What to work on ▸ From the entries below, list each line with "clapperboard".

Source material ▸

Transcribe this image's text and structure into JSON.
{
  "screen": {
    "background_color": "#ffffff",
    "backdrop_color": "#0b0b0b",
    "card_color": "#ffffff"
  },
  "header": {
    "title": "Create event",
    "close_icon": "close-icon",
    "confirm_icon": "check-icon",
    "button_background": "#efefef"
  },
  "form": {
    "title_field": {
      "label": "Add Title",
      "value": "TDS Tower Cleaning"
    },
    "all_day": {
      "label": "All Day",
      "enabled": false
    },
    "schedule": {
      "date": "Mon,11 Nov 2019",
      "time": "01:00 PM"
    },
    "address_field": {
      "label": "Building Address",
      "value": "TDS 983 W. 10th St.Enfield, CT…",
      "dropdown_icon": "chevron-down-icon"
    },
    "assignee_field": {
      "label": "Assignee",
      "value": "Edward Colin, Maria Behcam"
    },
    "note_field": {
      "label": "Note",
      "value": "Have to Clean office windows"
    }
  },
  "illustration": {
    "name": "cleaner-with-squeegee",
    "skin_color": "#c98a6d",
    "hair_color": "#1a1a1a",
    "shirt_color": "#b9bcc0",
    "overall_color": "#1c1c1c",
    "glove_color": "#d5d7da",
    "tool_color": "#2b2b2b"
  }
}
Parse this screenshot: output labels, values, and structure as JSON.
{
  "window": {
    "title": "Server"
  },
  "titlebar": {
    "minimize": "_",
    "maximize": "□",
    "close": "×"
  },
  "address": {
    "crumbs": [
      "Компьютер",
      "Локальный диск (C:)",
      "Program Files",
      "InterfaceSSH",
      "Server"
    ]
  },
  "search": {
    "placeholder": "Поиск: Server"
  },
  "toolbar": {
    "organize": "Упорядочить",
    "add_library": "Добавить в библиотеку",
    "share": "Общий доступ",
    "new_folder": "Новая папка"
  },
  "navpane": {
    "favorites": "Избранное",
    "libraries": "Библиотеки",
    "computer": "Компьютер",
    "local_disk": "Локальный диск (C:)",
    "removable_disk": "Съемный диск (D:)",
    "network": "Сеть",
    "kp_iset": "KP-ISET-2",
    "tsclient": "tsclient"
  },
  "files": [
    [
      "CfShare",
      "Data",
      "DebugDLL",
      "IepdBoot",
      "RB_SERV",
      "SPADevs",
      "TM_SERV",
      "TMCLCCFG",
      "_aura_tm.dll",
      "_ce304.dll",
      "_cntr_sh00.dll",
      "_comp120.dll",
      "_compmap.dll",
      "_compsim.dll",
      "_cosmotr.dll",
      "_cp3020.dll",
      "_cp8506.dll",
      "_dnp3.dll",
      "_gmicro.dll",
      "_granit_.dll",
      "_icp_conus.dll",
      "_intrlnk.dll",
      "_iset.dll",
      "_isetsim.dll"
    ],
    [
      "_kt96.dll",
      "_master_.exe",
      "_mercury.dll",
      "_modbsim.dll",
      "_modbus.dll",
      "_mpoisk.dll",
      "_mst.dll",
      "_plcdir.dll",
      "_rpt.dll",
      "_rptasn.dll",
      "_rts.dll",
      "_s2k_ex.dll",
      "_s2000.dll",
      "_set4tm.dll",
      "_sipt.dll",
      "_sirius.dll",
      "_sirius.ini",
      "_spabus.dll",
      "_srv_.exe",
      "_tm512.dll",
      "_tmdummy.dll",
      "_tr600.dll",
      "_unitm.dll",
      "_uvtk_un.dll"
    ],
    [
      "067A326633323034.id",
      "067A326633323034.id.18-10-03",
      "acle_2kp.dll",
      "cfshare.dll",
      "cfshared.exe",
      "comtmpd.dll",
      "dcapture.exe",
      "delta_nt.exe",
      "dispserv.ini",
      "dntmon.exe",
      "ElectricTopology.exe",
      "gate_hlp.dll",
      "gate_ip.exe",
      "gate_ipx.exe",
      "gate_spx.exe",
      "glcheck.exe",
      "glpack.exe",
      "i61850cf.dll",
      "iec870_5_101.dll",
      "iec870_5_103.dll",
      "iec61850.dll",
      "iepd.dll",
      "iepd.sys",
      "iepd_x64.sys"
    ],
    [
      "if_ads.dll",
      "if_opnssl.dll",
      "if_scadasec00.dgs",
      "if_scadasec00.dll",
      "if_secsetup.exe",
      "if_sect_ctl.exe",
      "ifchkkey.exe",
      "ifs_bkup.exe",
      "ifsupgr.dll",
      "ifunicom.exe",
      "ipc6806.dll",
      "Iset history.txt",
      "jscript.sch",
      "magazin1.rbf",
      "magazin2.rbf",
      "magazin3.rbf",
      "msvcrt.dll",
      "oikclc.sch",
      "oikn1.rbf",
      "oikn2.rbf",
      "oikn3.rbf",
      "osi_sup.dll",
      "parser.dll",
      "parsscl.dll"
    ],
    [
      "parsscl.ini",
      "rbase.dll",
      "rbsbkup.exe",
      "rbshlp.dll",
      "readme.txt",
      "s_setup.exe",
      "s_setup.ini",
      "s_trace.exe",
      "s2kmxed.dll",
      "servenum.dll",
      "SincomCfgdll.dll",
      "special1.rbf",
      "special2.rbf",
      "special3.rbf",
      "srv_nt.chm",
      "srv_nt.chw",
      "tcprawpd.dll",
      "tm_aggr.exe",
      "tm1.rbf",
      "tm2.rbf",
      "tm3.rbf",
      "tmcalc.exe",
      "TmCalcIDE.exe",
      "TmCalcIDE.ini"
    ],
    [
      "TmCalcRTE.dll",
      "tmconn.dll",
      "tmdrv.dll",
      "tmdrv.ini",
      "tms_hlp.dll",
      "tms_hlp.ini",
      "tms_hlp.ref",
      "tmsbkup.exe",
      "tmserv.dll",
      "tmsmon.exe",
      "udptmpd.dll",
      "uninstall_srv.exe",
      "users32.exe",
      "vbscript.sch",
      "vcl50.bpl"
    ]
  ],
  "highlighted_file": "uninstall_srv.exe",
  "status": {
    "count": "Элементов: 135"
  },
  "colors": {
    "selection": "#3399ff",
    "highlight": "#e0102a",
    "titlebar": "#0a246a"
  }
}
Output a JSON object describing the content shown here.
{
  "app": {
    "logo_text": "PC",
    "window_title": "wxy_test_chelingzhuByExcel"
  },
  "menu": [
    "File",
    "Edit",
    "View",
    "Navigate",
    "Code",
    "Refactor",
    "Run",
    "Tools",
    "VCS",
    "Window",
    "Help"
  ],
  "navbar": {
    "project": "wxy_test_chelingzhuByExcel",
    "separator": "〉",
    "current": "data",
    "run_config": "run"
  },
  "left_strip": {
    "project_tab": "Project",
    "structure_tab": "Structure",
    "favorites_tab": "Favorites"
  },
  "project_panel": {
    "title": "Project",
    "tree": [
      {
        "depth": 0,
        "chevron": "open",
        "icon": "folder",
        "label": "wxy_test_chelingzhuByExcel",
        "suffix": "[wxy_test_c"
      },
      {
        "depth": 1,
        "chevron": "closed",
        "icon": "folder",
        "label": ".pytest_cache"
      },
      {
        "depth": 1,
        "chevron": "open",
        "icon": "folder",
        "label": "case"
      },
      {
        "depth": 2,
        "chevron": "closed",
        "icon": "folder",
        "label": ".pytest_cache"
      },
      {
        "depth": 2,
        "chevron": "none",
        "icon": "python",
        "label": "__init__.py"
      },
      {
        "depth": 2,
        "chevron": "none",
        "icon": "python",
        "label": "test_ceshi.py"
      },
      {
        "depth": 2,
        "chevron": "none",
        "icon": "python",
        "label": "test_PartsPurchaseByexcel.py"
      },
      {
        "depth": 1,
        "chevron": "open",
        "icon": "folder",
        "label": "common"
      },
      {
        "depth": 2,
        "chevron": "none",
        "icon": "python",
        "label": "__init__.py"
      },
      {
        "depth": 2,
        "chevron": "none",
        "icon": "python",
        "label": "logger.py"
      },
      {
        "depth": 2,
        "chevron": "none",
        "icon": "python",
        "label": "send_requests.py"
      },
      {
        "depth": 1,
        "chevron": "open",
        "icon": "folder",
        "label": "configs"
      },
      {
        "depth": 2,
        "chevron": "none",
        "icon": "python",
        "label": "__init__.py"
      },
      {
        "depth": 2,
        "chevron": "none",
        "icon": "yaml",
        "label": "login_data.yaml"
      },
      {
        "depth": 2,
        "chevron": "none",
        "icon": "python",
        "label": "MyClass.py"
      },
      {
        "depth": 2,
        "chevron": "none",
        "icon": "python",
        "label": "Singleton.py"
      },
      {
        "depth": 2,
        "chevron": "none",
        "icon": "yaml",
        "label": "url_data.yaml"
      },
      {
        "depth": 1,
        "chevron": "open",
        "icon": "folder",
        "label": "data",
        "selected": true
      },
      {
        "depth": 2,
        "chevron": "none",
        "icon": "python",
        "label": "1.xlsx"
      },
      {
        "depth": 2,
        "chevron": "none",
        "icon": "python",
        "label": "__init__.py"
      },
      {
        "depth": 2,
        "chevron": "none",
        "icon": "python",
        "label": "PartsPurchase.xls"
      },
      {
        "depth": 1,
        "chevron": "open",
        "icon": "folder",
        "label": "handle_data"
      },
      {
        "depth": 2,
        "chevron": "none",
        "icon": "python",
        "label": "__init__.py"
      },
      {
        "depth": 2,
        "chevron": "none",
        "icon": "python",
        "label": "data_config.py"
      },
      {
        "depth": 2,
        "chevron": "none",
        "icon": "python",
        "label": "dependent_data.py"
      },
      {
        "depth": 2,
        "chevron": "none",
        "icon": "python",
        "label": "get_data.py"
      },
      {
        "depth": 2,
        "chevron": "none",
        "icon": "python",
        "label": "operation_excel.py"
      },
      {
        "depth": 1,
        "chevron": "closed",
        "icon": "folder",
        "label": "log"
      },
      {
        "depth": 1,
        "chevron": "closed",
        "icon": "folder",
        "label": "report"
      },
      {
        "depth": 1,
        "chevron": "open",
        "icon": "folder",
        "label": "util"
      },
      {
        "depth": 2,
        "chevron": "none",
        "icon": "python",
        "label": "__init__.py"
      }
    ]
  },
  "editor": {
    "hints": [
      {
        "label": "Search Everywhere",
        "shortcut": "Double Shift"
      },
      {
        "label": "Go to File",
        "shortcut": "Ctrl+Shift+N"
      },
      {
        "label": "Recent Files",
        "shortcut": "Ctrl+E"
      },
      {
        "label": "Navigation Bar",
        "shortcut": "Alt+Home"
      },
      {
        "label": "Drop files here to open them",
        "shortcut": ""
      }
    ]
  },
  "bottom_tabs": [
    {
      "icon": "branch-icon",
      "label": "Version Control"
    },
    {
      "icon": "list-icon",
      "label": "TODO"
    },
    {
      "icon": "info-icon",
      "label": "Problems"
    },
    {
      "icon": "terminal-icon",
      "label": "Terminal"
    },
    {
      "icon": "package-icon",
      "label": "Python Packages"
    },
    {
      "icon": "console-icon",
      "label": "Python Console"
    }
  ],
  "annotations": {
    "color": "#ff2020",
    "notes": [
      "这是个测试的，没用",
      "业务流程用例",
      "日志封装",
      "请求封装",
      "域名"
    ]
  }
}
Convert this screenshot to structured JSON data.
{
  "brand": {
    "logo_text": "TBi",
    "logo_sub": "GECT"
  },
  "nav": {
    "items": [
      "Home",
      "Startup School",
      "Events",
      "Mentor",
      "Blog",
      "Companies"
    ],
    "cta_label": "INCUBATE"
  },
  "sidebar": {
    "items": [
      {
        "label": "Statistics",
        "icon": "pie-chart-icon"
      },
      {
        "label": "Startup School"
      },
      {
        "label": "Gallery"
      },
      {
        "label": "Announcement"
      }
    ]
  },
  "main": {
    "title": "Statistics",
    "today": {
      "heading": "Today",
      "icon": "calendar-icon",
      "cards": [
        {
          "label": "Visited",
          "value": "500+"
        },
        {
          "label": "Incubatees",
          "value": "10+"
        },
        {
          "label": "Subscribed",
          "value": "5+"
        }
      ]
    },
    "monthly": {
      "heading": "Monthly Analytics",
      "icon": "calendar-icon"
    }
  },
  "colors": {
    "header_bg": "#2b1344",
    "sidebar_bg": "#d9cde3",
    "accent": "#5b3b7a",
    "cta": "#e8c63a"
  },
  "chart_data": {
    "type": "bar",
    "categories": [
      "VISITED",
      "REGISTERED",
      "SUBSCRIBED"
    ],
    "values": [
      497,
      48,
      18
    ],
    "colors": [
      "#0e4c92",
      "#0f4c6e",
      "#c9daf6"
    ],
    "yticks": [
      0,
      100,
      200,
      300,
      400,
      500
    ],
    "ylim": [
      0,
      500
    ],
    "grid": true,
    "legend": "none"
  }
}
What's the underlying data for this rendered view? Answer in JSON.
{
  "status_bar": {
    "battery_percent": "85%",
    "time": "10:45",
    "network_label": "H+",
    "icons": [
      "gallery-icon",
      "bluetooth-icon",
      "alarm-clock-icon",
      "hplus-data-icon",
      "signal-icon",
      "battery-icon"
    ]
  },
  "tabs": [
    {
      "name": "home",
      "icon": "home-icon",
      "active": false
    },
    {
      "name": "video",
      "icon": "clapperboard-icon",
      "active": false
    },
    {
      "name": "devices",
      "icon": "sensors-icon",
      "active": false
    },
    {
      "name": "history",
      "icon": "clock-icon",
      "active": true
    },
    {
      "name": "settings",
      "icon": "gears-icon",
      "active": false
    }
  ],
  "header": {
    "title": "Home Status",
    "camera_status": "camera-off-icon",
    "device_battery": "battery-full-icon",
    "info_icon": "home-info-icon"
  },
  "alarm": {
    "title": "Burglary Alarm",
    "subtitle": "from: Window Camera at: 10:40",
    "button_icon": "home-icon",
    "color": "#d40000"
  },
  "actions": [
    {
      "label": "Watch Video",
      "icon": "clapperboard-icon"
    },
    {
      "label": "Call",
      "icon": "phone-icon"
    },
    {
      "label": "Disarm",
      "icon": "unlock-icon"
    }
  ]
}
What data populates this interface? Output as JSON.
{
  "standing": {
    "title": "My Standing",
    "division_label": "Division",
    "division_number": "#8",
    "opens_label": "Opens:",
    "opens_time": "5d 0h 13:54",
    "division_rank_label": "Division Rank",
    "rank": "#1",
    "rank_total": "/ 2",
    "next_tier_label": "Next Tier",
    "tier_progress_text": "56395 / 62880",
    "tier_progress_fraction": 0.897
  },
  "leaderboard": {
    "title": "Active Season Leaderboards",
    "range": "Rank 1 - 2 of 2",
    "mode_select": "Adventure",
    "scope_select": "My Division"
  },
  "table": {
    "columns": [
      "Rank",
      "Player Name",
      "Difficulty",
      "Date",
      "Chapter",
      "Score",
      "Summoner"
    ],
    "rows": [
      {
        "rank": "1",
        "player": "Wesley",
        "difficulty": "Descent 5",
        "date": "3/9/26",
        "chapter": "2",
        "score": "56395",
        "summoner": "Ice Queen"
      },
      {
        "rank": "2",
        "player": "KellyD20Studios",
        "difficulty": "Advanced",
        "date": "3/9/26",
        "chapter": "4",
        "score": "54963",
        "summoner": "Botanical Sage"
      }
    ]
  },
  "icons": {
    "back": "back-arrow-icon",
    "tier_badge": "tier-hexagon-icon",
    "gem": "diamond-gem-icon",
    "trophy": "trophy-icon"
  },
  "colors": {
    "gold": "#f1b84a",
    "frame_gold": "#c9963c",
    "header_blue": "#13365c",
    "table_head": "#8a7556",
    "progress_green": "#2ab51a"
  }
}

Solution ▸
      "icon": "clapperboard-icon",
      "icon": "clapperboard-icon"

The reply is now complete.